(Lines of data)
.....

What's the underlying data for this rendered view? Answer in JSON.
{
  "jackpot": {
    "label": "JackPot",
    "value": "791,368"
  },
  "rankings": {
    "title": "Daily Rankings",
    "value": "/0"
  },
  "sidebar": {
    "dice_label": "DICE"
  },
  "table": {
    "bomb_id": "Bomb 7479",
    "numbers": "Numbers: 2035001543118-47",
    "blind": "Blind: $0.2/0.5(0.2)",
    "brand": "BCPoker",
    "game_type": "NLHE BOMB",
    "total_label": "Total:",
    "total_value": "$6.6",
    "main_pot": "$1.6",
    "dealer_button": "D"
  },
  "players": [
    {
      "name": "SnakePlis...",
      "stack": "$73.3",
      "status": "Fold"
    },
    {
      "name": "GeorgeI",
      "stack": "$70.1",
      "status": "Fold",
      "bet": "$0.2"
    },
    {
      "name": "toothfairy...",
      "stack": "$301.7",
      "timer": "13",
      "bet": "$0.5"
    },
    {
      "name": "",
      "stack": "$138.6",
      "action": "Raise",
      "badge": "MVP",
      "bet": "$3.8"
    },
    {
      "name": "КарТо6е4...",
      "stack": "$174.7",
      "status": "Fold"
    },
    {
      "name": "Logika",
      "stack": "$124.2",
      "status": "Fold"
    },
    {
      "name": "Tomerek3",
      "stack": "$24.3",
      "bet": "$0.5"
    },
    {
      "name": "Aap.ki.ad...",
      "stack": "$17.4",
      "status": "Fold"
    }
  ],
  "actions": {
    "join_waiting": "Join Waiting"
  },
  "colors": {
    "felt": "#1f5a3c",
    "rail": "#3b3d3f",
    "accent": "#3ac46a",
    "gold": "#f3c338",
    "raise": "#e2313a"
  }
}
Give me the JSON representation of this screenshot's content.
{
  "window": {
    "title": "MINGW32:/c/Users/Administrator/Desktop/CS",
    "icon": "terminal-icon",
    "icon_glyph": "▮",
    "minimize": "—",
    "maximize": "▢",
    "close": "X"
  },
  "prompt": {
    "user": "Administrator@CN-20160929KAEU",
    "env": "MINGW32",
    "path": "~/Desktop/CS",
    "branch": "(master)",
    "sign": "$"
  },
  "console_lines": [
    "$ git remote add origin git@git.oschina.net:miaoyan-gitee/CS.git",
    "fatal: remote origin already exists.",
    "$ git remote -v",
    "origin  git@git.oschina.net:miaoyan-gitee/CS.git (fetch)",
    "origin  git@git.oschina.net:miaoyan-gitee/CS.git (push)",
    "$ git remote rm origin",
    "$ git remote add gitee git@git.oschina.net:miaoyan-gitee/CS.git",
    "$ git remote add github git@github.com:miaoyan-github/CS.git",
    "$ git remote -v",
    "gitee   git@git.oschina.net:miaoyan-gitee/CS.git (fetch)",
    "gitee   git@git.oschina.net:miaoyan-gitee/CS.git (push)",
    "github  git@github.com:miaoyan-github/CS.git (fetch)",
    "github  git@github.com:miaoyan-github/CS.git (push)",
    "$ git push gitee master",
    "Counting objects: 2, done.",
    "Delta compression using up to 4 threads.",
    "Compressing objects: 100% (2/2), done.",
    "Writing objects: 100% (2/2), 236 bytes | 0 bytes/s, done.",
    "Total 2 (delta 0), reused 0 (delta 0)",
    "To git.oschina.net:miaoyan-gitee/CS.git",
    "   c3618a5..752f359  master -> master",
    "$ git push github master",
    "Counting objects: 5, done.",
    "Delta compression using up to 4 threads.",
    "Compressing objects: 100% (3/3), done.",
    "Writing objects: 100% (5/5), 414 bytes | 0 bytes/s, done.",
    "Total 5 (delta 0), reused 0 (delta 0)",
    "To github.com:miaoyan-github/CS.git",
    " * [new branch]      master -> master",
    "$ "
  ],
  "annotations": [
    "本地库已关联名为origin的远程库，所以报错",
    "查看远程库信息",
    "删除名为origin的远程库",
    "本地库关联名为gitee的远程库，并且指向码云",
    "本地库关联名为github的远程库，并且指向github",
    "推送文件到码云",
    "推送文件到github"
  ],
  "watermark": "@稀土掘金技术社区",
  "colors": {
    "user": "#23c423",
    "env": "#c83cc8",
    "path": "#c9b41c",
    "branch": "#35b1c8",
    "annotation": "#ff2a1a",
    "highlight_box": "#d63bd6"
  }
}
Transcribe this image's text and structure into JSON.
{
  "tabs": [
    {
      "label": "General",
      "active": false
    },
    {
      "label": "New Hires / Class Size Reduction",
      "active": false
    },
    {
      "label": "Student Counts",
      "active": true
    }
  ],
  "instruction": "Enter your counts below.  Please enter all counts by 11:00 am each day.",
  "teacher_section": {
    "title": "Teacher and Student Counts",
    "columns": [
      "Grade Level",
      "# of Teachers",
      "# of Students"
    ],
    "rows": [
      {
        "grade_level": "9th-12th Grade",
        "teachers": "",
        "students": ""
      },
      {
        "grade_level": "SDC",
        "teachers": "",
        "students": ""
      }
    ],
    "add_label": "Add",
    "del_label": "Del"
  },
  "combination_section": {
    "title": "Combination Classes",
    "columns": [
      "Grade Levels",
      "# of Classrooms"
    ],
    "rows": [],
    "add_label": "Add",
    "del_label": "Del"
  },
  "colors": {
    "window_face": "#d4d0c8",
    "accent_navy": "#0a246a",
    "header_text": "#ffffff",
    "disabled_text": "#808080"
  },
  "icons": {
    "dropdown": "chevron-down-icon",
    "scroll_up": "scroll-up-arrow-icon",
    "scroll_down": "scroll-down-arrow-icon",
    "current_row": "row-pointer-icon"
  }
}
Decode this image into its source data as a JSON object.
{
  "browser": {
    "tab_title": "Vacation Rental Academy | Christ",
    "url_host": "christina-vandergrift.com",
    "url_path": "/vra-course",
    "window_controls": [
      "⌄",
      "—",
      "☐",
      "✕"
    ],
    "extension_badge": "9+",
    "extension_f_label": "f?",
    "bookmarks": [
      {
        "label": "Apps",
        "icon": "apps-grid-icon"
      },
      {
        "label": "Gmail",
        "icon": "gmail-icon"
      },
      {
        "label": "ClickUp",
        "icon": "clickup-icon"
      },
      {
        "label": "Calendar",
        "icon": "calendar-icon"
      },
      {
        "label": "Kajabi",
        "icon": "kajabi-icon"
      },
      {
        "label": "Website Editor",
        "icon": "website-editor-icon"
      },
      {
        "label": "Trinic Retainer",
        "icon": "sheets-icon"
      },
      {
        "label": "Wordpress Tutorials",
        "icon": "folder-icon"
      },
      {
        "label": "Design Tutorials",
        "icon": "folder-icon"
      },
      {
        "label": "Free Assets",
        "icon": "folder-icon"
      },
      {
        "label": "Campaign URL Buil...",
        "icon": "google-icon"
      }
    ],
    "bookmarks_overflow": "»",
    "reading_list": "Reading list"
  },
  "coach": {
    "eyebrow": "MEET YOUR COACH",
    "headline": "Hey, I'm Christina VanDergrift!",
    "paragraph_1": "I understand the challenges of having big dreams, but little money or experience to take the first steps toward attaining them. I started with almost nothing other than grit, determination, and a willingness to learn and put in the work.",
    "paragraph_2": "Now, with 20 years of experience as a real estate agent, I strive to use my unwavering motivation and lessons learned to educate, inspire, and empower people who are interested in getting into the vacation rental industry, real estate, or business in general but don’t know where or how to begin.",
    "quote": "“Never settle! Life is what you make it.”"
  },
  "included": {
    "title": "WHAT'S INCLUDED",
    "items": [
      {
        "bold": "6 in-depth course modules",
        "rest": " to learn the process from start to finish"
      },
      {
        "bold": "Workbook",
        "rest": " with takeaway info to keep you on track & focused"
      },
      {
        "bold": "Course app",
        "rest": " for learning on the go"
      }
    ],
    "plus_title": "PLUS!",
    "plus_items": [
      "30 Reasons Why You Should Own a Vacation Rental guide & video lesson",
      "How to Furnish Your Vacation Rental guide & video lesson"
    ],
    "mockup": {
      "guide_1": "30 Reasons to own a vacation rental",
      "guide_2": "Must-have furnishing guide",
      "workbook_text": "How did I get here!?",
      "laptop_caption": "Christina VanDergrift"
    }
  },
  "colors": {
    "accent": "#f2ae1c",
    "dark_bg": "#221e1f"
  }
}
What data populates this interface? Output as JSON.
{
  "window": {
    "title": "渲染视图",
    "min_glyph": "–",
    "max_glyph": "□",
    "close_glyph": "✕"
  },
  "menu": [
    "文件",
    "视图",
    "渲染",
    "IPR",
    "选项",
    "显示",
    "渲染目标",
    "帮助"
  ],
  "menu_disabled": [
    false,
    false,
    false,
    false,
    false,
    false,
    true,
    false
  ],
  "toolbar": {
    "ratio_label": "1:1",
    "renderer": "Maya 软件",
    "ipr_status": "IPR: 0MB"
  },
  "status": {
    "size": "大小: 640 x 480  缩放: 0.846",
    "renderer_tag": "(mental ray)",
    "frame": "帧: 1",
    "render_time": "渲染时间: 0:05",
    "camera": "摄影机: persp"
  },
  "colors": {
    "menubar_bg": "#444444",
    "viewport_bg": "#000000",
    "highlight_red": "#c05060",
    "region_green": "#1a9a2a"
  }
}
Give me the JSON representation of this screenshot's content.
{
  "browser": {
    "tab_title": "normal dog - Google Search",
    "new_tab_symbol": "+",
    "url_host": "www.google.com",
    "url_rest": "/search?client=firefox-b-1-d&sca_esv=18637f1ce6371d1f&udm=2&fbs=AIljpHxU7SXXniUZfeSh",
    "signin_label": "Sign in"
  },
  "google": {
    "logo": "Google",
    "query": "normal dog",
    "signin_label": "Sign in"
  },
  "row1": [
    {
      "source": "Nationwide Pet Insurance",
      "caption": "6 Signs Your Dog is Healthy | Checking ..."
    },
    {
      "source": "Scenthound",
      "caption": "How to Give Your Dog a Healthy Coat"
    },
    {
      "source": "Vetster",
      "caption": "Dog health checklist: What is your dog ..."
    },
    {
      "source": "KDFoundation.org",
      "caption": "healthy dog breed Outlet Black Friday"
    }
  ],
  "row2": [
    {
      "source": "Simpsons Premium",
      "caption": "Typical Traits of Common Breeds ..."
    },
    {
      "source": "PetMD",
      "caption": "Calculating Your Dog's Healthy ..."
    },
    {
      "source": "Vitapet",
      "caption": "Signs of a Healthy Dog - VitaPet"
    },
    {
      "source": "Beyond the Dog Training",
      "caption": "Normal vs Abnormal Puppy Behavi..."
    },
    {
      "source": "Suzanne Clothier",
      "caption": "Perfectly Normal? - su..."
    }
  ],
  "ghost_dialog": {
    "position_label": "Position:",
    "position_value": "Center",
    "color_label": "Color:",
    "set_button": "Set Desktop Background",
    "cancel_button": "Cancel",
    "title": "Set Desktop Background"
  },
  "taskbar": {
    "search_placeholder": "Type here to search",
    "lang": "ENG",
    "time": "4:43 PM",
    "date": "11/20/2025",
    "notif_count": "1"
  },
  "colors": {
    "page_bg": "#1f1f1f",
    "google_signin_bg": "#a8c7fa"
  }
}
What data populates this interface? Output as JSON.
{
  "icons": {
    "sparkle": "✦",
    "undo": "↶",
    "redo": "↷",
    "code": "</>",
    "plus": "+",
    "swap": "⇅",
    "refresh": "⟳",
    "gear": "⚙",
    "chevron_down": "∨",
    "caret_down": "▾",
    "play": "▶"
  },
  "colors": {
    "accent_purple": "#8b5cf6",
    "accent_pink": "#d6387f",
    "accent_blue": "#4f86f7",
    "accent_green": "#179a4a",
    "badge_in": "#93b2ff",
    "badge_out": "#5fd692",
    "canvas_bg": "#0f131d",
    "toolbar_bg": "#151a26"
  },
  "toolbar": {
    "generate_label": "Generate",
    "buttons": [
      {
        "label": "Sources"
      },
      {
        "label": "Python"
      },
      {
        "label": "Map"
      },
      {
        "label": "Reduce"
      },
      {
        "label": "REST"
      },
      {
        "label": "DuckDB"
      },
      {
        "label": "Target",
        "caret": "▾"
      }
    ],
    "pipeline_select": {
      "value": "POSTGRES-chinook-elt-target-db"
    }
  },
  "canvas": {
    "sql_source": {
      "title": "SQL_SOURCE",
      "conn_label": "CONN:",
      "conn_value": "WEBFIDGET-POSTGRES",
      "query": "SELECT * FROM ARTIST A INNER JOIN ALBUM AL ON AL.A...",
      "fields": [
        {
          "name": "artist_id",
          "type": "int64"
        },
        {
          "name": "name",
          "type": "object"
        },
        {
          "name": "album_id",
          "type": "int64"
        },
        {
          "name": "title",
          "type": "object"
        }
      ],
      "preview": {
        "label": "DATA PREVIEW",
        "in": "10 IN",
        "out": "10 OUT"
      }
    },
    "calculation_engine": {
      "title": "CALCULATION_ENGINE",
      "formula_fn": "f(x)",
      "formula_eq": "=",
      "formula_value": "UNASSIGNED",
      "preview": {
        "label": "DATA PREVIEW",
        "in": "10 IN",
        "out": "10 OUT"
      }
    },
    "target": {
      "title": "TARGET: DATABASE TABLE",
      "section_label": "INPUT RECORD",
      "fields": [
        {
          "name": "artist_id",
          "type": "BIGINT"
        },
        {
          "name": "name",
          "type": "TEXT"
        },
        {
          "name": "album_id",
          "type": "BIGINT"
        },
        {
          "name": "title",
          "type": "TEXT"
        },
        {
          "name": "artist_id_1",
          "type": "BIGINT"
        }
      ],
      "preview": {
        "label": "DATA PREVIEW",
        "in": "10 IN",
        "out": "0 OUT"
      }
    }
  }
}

.....

State, as a number only, how many lines in the entries include "Desktop".

Response to the task: 4